*** Records

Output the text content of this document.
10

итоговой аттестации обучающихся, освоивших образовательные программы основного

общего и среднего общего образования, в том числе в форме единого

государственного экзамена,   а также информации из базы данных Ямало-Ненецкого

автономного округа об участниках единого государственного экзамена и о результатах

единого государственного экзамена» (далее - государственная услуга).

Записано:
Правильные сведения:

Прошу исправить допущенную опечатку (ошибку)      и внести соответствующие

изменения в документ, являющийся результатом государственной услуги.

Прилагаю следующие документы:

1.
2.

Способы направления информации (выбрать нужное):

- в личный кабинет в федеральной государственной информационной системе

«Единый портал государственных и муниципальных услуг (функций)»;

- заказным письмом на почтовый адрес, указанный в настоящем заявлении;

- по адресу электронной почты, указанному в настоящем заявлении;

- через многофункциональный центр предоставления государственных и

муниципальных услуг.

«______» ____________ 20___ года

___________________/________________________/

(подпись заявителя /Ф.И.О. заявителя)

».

******

Work to complete:
Set down the material above again, word for word.

Exercise response:
Output the text content of this document.
10

итоговой аттестации обучающихся, освоивших образовательные программы основного

общего и среднего общего образования, в том числе в форме единого

государственного экзамена,   а также информации из базы данных Ямало-Ненецкого

автономного округа об участниках единого государственного экзамена и о результатах

единого государственного экзамена» (далее - государственная услуга).

Записано:
Правильные сведения:

Прошу исправить допущенную опечатку (ошибку)      и внести соответствующие

изменения в документ, являющийся результатом государственной услуги.

Прилагаю следующие документы:

1.
2.

Способы направления информации (выбрать нужное):

- в личный кабинет в федеральной государственной информационной системе

«Единый портал государственных и муниципальных услуг (функций)»;

- заказным письмом на почтовый адрес, указанный в настоящем заявлении;

- по адресу электронной почты, указанному в настоящем заявлении;

- через многофункциональный центр предоставления государственных и

муниципальных услуг.

«______» ____________ 20___ года

___________________/________________________/

(подпись заявителя /Ф.И.О. заявителя)

».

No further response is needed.